The records =>
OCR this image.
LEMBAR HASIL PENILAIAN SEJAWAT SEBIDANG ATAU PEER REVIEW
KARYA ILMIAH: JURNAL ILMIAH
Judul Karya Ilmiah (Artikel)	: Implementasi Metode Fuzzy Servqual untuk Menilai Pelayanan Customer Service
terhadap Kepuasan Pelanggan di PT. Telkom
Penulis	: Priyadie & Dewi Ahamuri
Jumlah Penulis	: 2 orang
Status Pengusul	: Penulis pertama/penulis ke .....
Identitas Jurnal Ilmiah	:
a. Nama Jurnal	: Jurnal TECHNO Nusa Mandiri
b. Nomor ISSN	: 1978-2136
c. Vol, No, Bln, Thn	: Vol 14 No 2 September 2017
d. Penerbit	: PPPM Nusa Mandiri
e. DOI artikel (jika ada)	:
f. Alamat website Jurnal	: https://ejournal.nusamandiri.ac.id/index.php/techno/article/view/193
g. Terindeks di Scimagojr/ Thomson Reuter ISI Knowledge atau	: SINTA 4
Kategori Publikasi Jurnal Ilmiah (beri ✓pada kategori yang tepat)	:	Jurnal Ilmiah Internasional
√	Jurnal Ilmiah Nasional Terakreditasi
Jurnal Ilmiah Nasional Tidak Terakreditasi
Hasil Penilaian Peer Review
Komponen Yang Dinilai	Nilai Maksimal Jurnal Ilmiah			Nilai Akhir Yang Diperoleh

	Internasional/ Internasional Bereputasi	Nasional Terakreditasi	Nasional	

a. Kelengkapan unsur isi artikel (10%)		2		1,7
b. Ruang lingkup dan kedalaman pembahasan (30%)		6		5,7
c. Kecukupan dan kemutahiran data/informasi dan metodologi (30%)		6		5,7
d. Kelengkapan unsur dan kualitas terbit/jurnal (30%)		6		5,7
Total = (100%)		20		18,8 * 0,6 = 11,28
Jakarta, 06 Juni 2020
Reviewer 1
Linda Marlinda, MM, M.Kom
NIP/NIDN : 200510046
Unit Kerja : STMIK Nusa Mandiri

Your objective => Repeat the records above exactly.

Correct output =>
OCR this image.
LEMBAR HASIL PENILAIAN SEJAWAT SEBIDANG ATAU PEER REVIEW
KARYA ILMIAH: JURNAL ILMIAH
Judul Karya Ilmiah (Artikel)	: Implementasi Metode Fuzzy Servqual untuk Menilai Pelayanan Customer Service
terhadap Kepuasan Pelanggan di PT. Telkom
Penulis	: Priyadie & Dewi Ahamuri
Jumlah Penulis	: 2 orang
Status Pengusul	: Penulis pertama/penulis ke .....
Identitas Jurnal Ilmiah	:
a. Nama Jurnal	: Jurnal TECHNO Nusa Mandiri
b. Nomor ISSN	: 1978-2136
c. Vol, No, Bln, Thn	: Vol 14 No 2 September 2017
d. Penerbit	: PPPM Nusa Mandiri
e. DOI artikel (jika ada)	:
f. Alamat website Jurnal	: https://ejournal.nusamandiri.ac.id/index.php/techno/article/view/193
g. Terindeks di Scimagojr/ Thomson Reuter ISI Knowledge atau	: SINTA 4
Kategori Publikasi Jurnal Ilmiah (beri ✓pada kategori yang tepat)	:	Jurnal Ilmiah Internasional
√	Jurnal Ilmiah Nasional Terakreditasi
Jurnal Ilmiah Nasional Tidak Terakreditasi
Hasil Penilaian Peer Review
Komponen Yang Dinilai	Nilai Maksimal Jurnal Ilmiah			Nilai Akhir Yang Diperoleh

	Internasional/ Internasional Bereputasi	Nasional Terakreditasi	Nasional	

a. Kelengkapan unsur isi artikel (10%)		2		1,7
b. Ruang lingkup dan kedalaman pembahasan (30%)		6		5,7
c. Kecukupan dan kemutahiran data/informasi dan metodologi (30%)		6		5,7
d. Kelengkapan unsur dan kualitas terbit/jurnal (30%)		6		5,7
Total = (100%)		20		18,8 * 0,6 = 11,28
Jakarta, 06 Juni 2020
Reviewer 1
Linda Marlinda, MM, M.Kom
NIP/NIDN : 200510046
Unit Kerja : STMIK Nusa Mandiri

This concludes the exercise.